## EXERCISE PROMPT
Reproduce the records. Keep every word exact and include no images.

## SUPPLIED DATA

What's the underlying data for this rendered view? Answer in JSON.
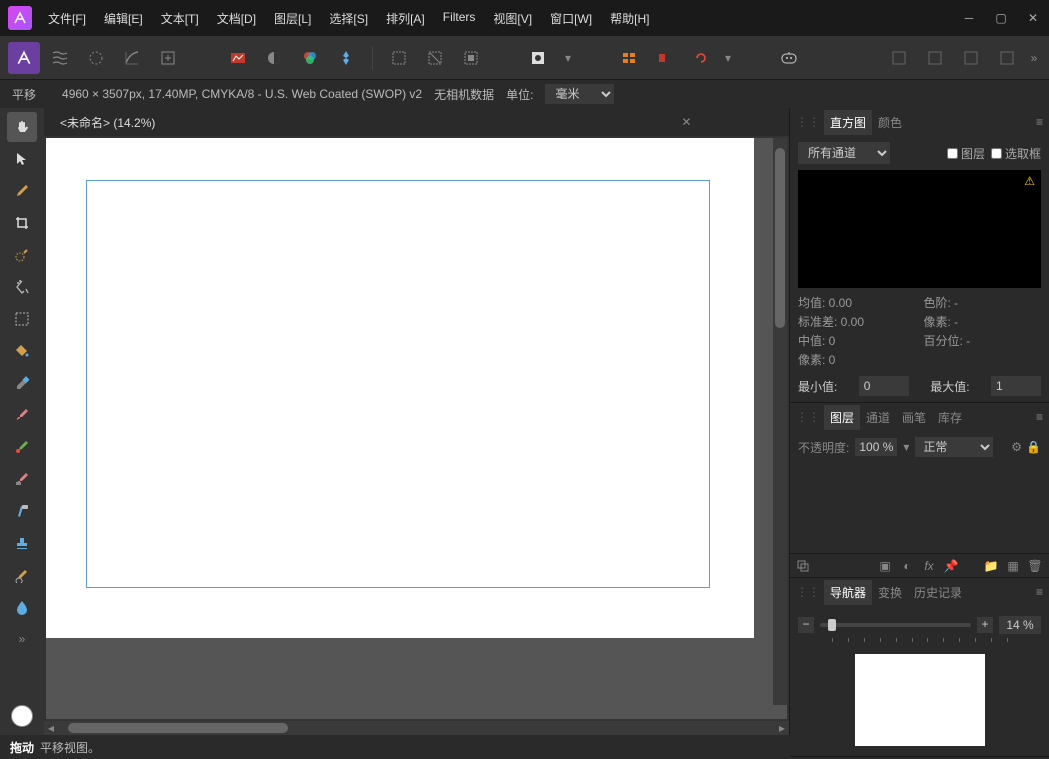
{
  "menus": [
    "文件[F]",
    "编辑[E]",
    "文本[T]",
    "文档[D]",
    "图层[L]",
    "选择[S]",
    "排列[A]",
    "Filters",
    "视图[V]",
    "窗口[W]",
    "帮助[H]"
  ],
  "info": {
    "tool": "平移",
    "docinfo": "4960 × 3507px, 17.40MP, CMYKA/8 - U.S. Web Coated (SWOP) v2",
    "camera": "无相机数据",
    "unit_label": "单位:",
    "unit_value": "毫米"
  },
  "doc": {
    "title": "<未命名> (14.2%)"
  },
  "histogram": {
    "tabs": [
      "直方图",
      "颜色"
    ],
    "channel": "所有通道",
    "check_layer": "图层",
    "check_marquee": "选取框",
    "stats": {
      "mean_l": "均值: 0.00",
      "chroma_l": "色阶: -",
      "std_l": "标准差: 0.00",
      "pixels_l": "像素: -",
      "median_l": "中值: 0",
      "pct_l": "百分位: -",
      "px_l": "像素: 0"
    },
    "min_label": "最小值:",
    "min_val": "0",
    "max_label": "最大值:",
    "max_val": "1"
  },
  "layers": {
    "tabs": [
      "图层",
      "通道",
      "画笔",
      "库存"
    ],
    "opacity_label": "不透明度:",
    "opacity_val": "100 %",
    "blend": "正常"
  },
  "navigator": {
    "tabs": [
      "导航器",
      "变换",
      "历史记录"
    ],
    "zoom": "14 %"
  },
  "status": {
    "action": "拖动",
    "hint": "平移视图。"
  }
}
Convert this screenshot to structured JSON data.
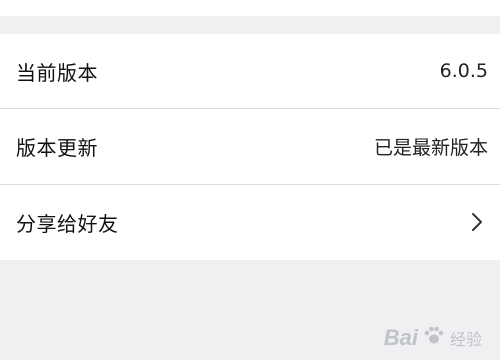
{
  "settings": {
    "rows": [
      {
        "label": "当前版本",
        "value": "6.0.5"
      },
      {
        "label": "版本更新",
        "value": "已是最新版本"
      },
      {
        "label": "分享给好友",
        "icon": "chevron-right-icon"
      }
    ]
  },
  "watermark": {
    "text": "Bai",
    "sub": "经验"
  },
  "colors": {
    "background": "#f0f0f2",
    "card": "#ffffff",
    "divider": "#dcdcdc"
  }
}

## CORRECT ANSWER
What's the underlying data for this rendered view? Answer in JSON.
{
  "menus": [
    "文件[F]",
    "编辑[E]",
    "文本[T]",
    "文档[D]",
    "图层[L]",
    "选择[S]",
    "排列[A]",
    "Filters",
    "视图[V]",
    "窗口[W]",
    "帮助[H]"
  ],
  "info": {
    "tool": "平移",
    "docinfo": "4960 × 3507px, 17.40MP, CMYKA/8 - U.S. Web Coated (SWOP) v2",
    "camera": "无相机数据",
    "unit_label": "单位:",
    "unit_value": "毫米"
  },
  "doc": {
    "title": "<未命名> (14.2%)"
  },
  "histogram": {
    "tabs": [
      "直方图",
      "颜色"
    ],
    "channel": "所有通道",
    "check_layer": "图层",
    "check_marquee": "选取框",
    "stats": {
      "mean_l": "均值: 0.00",
      "chroma_l": "色阶: -",
      "std_l": "标准差: 0.00",
      "pixels_l": "像素: -",
      "median_l": "中值: 0",
      "pct_l": "百分位: -",
      "px_l": "像素: 0"
    },
    "min_label": "最小值:",
    "min_val": "0",
    "max_label": "最大值:",
    "max_val": "1"
  },
  "layers": {
    "tabs": [
      "图层",
      "通道",
      "画笔",
      "库存"
    ],
    "opacity_label": "不透明度:",
    "opacity_val": "100 %",
    "blend": "正常"
  },
  "navigator": {
    "tabs": [
      "导航器",
      "变换",
      "历史记录"
    ],
    "zoom": "14 %"
  },
  "status": {
    "action": "拖动",
    "hint": "平移视图。"
  }
}
Convert this screenshot to structured JSON data.
{
  "settings": {
    "rows": [
      {
        "label": "当前版本",
        "value": "6.0.5"
      },
      {
        "label": "版本更新",
        "value": "已是最新版本"
      },
      {
        "label": "分享给好友",
        "icon": "chevron-right-icon"
      }
    ]
  },
  "watermark": {
    "text": "Bai",
    "sub": "经验"
  },
  "colors": {
    "background": "#f0f0f2",
    "card": "#ffffff",
    "divider": "#dcdcdc"
  }
}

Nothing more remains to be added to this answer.